Exercise
Scan the data that follows and count the lines with the string "title"; answer with the count alone.

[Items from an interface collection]
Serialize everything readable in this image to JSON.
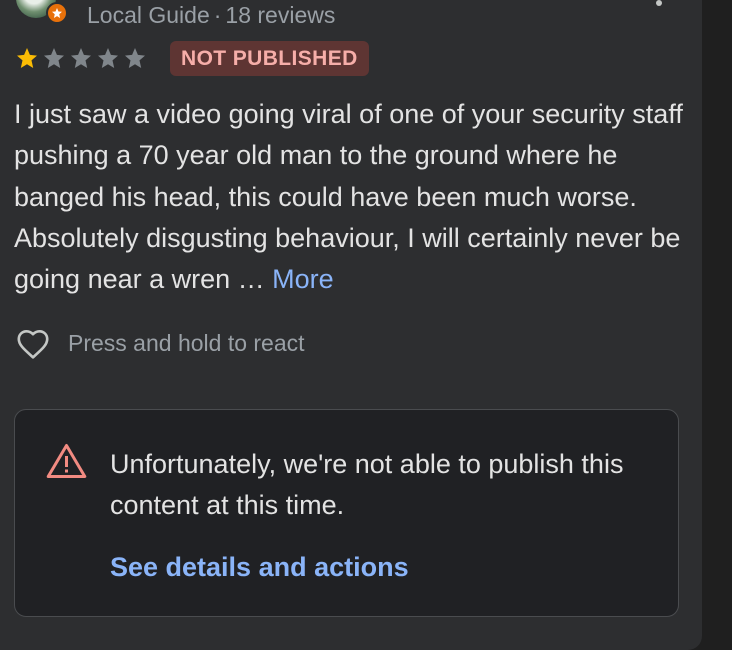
{
  "reviewer": {
    "role": "Local Guide",
    "separator": "·",
    "review_count": "18 reviews",
    "avatar_icon": "profile-photo",
    "badge_icon": "local-guide-badge-icon"
  },
  "rating": {
    "value": 1,
    "max": 5,
    "filled_color": "#fbbc04",
    "empty_color": "#80868b"
  },
  "status_badge": {
    "label": "NOT PUBLISHED",
    "text_color": "#f6aea9",
    "bg_color": "#5e3533"
  },
  "review": {
    "text": "I just saw a video going viral of one of your security staff pushing a 70 year old man to the ground where he banged his head, this could have been much worse. Absolutely disgusting behaviour, I will certainly never be going near a wren …",
    "more_label": "More"
  },
  "react": {
    "icon": "heart-outline-icon",
    "label": "Press and hold to react"
  },
  "notice": {
    "icon": "warning-triangle-icon",
    "message": "Unfortunately, we're not able to publish this content at this time.",
    "action_label": "See details and actions",
    "warning_color": "#f28b82",
    "link_color": "#8ab4f8"
  },
  "menu": {
    "icon": "more-vert-icon"
  }
}
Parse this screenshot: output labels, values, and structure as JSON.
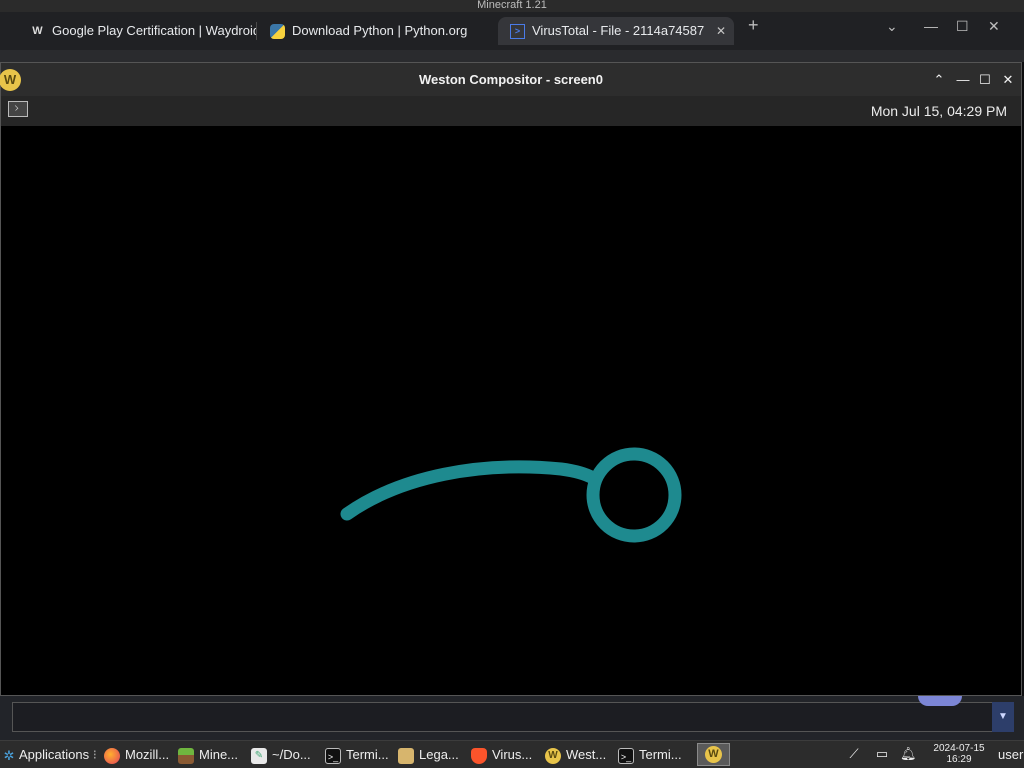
{
  "background_window": {
    "title": "Minecraft 1.21"
  },
  "browser": {
    "tabs": [
      {
        "icon": "wikipedia-icon",
        "label": "Google Play Certification | Waydroid"
      },
      {
        "icon": "python-icon",
        "label": "Download Python | Python.org"
      },
      {
        "icon": "virustotal-icon",
        "label": "VirusTotal - File - 2114a74587",
        "active": true
      }
    ],
    "new_tab": "+",
    "tab_list": "⌄",
    "minimize": "—",
    "maximize": "☐",
    "close": "✕"
  },
  "weston": {
    "title": "Weston Compositor - screen0",
    "logo": "W",
    "buttons": {
      "up": "⌃",
      "minimize": "—",
      "maximize": "☐",
      "close": "✕"
    },
    "clock": "Mon Jul 15, 04:29 PM",
    "stroke_color": "#1e8a8f"
  },
  "taskbar": {
    "apps_menu": "Applications",
    "items": [
      {
        "name": "firefox",
        "label": "Mozill..."
      },
      {
        "name": "minecraft",
        "label": "Mine..."
      },
      {
        "name": "files",
        "label": "~/Do..."
      },
      {
        "name": "terminal-1",
        "label": "Termi..."
      },
      {
        "name": "legacy",
        "label": "Lega..."
      },
      {
        "name": "brave",
        "label": "Virus..."
      },
      {
        "name": "weston",
        "label": "West..."
      },
      {
        "name": "terminal-2",
        "label": "Termi..."
      }
    ],
    "date": "2024-07-15",
    "time": "16:29",
    "user": "user"
  }
}
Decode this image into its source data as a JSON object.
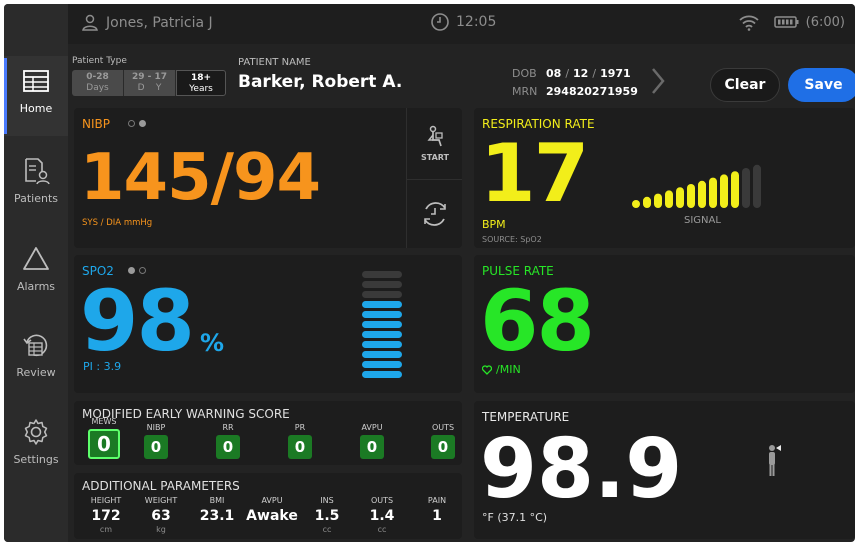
{
  "topbar": {
    "user": "Jones, Patricia J",
    "time": "12:05",
    "battery": "(6:00)"
  },
  "sidebar": {
    "items": [
      {
        "label": "Home",
        "icon": "table-icon"
      },
      {
        "label": "Patients",
        "icon": "patient-list-icon"
      },
      {
        "label": "Alarms",
        "icon": "alarm-triangle-icon"
      },
      {
        "label": "Review",
        "icon": "review-history-icon"
      },
      {
        "label": "Settings",
        "icon": "gear-icon"
      }
    ]
  },
  "patient": {
    "type_label": "Patient Type",
    "types": [
      {
        "top": "0-28",
        "bottom": "Days"
      },
      {
        "top": "29 - 17",
        "bottom": "D    Y"
      },
      {
        "top": "18+",
        "bottom": "Years",
        "selected": true
      }
    ],
    "name_label": "PATIENT NAME",
    "name": "Barker, Robert A.",
    "dob_label": "DOB",
    "dob_month": "08",
    "dob_day": "12",
    "dob_year": "1971",
    "mrn_label": "MRN",
    "mrn": "294820271959"
  },
  "buttons": {
    "clear": "Clear",
    "save": "Save"
  },
  "nibp": {
    "title": "NIBP",
    "value": "145/94",
    "unit": "SYS / DIA mmHg",
    "start": "START",
    "color": "#f7941d"
  },
  "resp": {
    "title": "RESPIRATION RATE",
    "value": "17",
    "unit": "BPM",
    "source": "SOURCE: SpO2",
    "signal": "SIGNAL",
    "signal_level": 0.8,
    "color": "#f2ee1a"
  },
  "spo2": {
    "title": "SPO2",
    "value": "98",
    "unit": "%",
    "pi": "PI : 3.9",
    "perfusion_level": 0.7,
    "color": "#1ea7ea"
  },
  "pulse": {
    "title": "PULSE RATE",
    "value": "68",
    "unit": "/MIN",
    "color": "#27e627"
  },
  "mews": {
    "title": "MODIFIED EARLY WARNING SCORE",
    "items": [
      {
        "label": "MEWS",
        "value": "0"
      },
      {
        "label": "NIBP",
        "value": "0"
      },
      {
        "label": "RR",
        "value": "0"
      },
      {
        "label": "PR",
        "value": "0"
      },
      {
        "label": "AVPU",
        "value": "0"
      },
      {
        "label": "OUTS",
        "value": "0"
      }
    ]
  },
  "additional": {
    "title": "ADDITIONAL PARAMETERS",
    "items": [
      {
        "label": "HEIGHT",
        "value": "172",
        "unit": "cm"
      },
      {
        "label": "WEIGHT",
        "value": "63",
        "unit": "kg"
      },
      {
        "label": "BMI",
        "value": "23.1",
        "unit": ""
      },
      {
        "label": "AVPU",
        "value": "Awake",
        "unit": ""
      },
      {
        "label": "INS",
        "value": "1.5",
        "unit": "cc"
      },
      {
        "label": "OUTS",
        "value": "1.4",
        "unit": "cc"
      },
      {
        "label": "PAIN",
        "value": "1",
        "unit": ""
      }
    ]
  },
  "temperature": {
    "title": "TEMPERATURE",
    "value": "98.9",
    "unit": "°F (37.1 °C)"
  }
}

Result of this task
9